## Exercise
Reproduce each of the lines word for word.

## Dataset
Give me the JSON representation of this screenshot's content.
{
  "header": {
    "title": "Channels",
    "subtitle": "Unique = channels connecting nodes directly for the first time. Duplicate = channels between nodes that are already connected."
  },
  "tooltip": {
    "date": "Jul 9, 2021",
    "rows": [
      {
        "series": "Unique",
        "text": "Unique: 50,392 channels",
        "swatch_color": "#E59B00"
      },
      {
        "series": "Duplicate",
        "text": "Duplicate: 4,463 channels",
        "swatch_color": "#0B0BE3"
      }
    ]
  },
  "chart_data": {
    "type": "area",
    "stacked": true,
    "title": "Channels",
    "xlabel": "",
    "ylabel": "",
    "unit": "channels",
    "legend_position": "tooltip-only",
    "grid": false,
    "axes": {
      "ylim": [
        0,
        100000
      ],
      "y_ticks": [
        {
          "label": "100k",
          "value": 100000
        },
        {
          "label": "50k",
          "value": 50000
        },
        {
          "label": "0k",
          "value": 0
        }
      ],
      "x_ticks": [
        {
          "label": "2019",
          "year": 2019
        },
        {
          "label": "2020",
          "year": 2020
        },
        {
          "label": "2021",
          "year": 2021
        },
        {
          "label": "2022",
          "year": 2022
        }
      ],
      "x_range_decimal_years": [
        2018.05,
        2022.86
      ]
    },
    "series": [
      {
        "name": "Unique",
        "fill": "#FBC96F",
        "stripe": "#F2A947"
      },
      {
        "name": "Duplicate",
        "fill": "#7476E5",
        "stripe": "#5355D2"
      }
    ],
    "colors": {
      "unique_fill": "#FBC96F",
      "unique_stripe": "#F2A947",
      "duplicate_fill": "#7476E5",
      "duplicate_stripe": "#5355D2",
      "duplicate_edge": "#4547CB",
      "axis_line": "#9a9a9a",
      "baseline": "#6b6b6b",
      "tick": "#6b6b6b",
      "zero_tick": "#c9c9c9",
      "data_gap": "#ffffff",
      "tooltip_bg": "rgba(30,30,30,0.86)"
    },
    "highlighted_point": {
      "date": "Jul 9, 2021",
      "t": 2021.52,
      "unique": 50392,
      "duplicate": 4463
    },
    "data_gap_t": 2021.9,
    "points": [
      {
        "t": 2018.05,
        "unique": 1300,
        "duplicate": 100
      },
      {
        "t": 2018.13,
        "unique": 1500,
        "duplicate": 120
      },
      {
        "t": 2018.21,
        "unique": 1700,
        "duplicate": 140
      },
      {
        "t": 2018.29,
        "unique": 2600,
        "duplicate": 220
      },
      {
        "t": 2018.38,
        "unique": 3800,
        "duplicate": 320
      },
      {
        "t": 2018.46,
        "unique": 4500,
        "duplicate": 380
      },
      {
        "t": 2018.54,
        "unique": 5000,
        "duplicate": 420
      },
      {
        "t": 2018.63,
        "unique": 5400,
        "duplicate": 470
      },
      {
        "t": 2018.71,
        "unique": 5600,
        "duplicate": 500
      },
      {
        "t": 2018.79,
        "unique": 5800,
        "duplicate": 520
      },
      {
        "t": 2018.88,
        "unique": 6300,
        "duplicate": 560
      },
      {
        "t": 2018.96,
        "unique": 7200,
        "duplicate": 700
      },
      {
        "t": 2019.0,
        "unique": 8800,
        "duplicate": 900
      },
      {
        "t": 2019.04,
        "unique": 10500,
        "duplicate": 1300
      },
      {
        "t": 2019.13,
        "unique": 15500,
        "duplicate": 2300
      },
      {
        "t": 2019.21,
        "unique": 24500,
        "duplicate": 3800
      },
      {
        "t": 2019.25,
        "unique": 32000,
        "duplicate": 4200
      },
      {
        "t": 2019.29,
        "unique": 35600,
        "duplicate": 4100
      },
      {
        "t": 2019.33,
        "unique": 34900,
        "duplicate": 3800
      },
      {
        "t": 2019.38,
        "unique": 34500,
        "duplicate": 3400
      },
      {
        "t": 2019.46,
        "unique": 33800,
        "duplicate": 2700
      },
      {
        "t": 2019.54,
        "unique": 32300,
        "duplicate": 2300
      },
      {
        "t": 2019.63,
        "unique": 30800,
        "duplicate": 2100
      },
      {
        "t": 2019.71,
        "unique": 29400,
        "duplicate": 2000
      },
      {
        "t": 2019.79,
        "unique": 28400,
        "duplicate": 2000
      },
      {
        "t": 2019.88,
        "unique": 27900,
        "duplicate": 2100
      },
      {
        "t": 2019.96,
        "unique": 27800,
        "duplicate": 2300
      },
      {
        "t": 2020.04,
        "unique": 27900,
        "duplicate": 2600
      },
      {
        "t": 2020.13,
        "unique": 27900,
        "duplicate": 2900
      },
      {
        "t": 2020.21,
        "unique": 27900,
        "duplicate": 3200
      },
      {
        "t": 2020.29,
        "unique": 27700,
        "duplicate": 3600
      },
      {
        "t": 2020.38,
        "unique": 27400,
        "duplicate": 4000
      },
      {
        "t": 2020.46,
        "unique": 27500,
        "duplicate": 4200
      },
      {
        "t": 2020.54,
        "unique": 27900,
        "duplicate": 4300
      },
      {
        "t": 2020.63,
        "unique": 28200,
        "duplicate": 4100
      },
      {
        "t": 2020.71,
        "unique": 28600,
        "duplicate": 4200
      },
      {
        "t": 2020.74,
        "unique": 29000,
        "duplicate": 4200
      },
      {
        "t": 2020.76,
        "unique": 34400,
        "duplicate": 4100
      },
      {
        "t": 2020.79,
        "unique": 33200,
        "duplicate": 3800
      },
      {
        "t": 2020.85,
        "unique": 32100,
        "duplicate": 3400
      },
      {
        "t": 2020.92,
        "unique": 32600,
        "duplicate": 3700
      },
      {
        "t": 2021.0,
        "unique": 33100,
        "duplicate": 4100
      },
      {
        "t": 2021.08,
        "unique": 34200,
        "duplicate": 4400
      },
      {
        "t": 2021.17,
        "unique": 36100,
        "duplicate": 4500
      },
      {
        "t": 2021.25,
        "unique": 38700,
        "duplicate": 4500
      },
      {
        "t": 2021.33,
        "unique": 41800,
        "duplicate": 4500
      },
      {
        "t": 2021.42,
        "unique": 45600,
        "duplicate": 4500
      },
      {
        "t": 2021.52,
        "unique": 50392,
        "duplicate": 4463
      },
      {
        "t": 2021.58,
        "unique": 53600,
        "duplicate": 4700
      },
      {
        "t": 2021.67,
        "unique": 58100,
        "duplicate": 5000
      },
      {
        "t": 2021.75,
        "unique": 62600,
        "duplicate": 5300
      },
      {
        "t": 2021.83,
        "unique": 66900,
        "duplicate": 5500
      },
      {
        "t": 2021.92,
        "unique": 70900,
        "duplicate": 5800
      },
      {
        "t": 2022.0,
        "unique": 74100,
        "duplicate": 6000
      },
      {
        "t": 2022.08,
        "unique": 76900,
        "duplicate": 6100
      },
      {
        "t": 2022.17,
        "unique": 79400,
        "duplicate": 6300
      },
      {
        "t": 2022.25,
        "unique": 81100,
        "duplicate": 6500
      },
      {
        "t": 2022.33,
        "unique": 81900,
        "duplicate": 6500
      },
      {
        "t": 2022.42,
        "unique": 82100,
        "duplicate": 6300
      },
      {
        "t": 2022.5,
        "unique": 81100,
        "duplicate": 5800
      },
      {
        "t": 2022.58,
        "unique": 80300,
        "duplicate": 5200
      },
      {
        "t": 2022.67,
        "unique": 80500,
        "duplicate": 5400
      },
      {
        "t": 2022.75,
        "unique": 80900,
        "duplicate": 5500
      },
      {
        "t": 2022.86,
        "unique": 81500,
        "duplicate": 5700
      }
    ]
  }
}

## Reply
Give me the JSON representation of this screenshot's content.
{
  "header": {
    "title": "Channels",
    "subtitle": "Unique = channels connecting nodes directly for the first time. Duplicate = channels between nodes that are already connected."
  },
  "tooltip": {
    "date": "Jul 9, 2021",
    "rows": [
      {
        "series": "Unique",
        "text": "Unique: 50,392 channels",
        "swatch_color": "#E59B00"
      },
      {
        "series": "Duplicate",
        "text": "Duplicate: 4,463 channels",
        "swatch_color": "#0B0BE3"
      }
    ]
  },
  "chart_data": {
    "type": "area",
    "stacked": true,
    "title": "Channels",
    "xlabel": "",
    "ylabel": "",
    "unit": "channels",
    "legend_position": "tooltip-only",
    "grid": false,
    "axes": {
      "ylim": [
        0,
        100000
      ],
      "y_ticks": [
        {
          "label": "100k",
          "value": 100000
        },
        {
          "label": "50k",
          "value": 50000
        },
        {
          "label": "0k",
          "value": 0
        }
      ],
      "x_ticks": [
        {
          "label": "2019",
          "year": 2019
        },
        {
          "label": "2020",
          "year": 2020
        },
        {
          "label": "2021",
          "year": 2021
        },
        {
          "label": "2022",
          "year": 2022
        }
      ],
      "x_range_decimal_years": [
        2018.05,
        2022.86
      ]
    },
    "series": [
      {
        "name": "Unique",
        "fill": "#FBC96F",
        "stripe": "#F2A947"
      },
      {
        "name": "Duplicate",
        "fill": "#7476E5",
        "stripe": "#5355D2"
      }
    ],
    "colors": {
      "unique_fill": "#FBC96F",
      "unique_stripe": "#F2A947",
      "duplicate_fill": "#7476E5",
      "duplicate_stripe": "#5355D2",
      "duplicate_edge": "#4547CB",
      "axis_line": "#9a9a9a",
      "baseline": "#6b6b6b",
      "tick": "#6b6b6b",
      "zero_tick": "#c9c9c9",
      "data_gap": "#ffffff",
      "tooltip_bg": "rgba(30,30,30,0.86)"
    },
    "highlighted_point": {
      "date": "Jul 9, 2021",
      "t": 2021.52,
      "unique": 50392,
      "duplicate": 4463
    },
    "data_gap_t": 2021.9,
    "points": [
      {
        "t": 2018.05,
        "unique": 1300,
        "duplicate": 100
      },
      {
        "t": 2018.13,
        "unique": 1500,
        "duplicate": 120
      },
      {
        "t": 2018.21,
        "unique": 1700,
        "duplicate": 140
      },
      {
        "t": 2018.29,
        "unique": 2600,
        "duplicate": 220
      },
      {
        "t": 2018.38,
        "unique": 3800,
        "duplicate": 320
      },
      {
        "t": 2018.46,
        "unique": 4500,
        "duplicate": 380
      },
      {
        "t": 2018.54,
        "unique": 5000,
        "duplicate": 420
      },
      {
        "t": 2018.63,
        "unique": 5400,
        "duplicate": 470
      },
      {
        "t": 2018.71,
        "unique": 5600,
        "duplicate": 500
      },
      {
        "t": 2018.79,
        "unique": 5800,
        "duplicate": 520
      },
      {
        "t": 2018.88,
        "unique": 6300,
        "duplicate": 560
      },
      {
        "t": 2018.96,
        "unique": 7200,
        "duplicate": 700
      },
      {
        "t": 2019.0,
        "unique": 8800,
        "duplicate": 900
      },
      {
        "t": 2019.04,
        "unique": 10500,
        "duplicate": 1300
      },
      {
        "t": 2019.13,
        "unique": 15500,
        "duplicate": 2300
      },
      {
        "t": 2019.21,
        "unique": 24500,
        "duplicate": 3800
      },
      {
        "t": 2019.25,
        "unique": 32000,
        "duplicate": 4200
      },
      {
        "t": 2019.29,
        "unique": 35600,
        "duplicate": 4100
      },
      {
        "t": 2019.33,
        "unique": 34900,
        "duplicate": 3800
      },
      {
        "t": 2019.38,
        "unique": 34500,
        "duplicate": 3400
      },
      {
        "t": 2019.46,
        "unique": 33800,
        "duplicate": 2700
      },
      {
        "t": 2019.54,
        "unique": 32300,
        "duplicate": 2300
      },
      {
        "t": 2019.63,
        "unique": 30800,
        "duplicate": 2100
      },
      {
        "t": 2019.71,
        "unique": 29400,
        "duplicate": 2000
      },
      {
        "t": 2019.79,
        "unique": 28400,
        "duplicate": 2000
      },
      {
        "t": 2019.88,
        "unique": 27900,
        "duplicate": 2100
      },
      {
        "t": 2019.96,
        "unique": 27800,
        "duplicate": 2300
      },
      {
        "t": 2020.04,
        "unique": 27900,
        "duplicate": 2600
      },
      {
        "t": 2020.13,
        "unique": 27900,
        "duplicate": 2900
      },
      {
        "t": 2020.21,
        "unique": 27900,
        "duplicate": 3200
      },
      {
        "t": 2020.29,
        "unique": 27700,
        "duplicate": 3600
      },
      {
        "t": 2020.38,
        "unique": 27400,
        "duplicate": 4000
      },
      {
        "t": 2020.46,
        "unique": 27500,
        "duplicate": 4200
      },
      {
        "t": 2020.54,
        "unique": 27900,
        "duplicate": 4300
      },
      {
        "t": 2020.63,
        "unique": 28200,
        "duplicate": 4100
      },
      {
        "t": 2020.71,
        "unique": 28600,
        "duplicate": 4200
      },
      {
        "t": 2020.74,
        "unique": 29000,
        "duplicate": 4200
      },
      {
        "t": 2020.76,
        "unique": 34400,
        "duplicate": 4100
      },
      {
        "t": 2020.79,
        "unique": 33200,
        "duplicate": 3800
      },
      {
        "t": 2020.85,
        "unique": 32100,
        "duplicate": 3400
      },
      {
        "t": 2020.92,
        "unique": 32600,
        "duplicate": 3700
      },
      {
        "t": 2021.0,
        "unique": 33100,
        "duplicate": 4100
      },
      {
        "t": 2021.08,
        "unique": 34200,
        "duplicate": 4400
      },
      {
        "t": 2021.17,
        "unique": 36100,
        "duplicate": 4500
      },
      {
        "t": 2021.25,
        "unique": 38700,
        "duplicate": 4500
      },
      {
        "t": 2021.33,
        "unique": 41800,
        "duplicate": 4500
      },
      {
        "t": 2021.42,
        "unique": 45600,
        "duplicate": 4500
      },
      {
        "t": 2021.52,
        "unique": 50392,
        "duplicate": 4463
      },
      {
        "t": 2021.58,
        "unique": 53600,
        "duplicate": 4700
      },
      {
        "t": 2021.67,
        "unique": 58100,
        "duplicate": 5000
      },
      {
        "t": 2021.75,
        "unique": 62600,
        "duplicate": 5300
      },
      {
        "t": 2021.83,
        "unique": 66900,
        "duplicate": 5500
      },
      {
        "t": 2021.92,
        "unique": 70900,
        "duplicate": 5800
      },
      {
        "t": 2022.0,
        "unique": 74100,
        "duplicate": 6000
      },
      {
        "t": 2022.08,
        "unique": 76900,
        "duplicate": 6100
      },
      {
        "t": 2022.17,
        "unique": 79400,
        "duplicate": 6300
      },
      {
        "t": 2022.25,
        "unique": 81100,
        "duplicate": 6500
      },
      {
        "t": 2022.33,
        "unique": 81900,
        "duplicate": 6500
      },
      {
        "t": 2022.42,
        "unique": 82100,
        "duplicate": 6300
      },
      {
        "t": 2022.5,
        "unique": 81100,
        "duplicate": 5800
      },
      {
        "t": 2022.58,
        "unique": 80300,
        "duplicate": 5200
      },
      {
        "t": 2022.67,
        "unique": 80500,
        "duplicate": 5400
      },
      {
        "t": 2022.75,
        "unique": 80900,
        "duplicate": 5500
      },
      {
        "t": 2022.86,
        "unique": 81500,
        "duplicate": 5700
      }
    ]
  }
}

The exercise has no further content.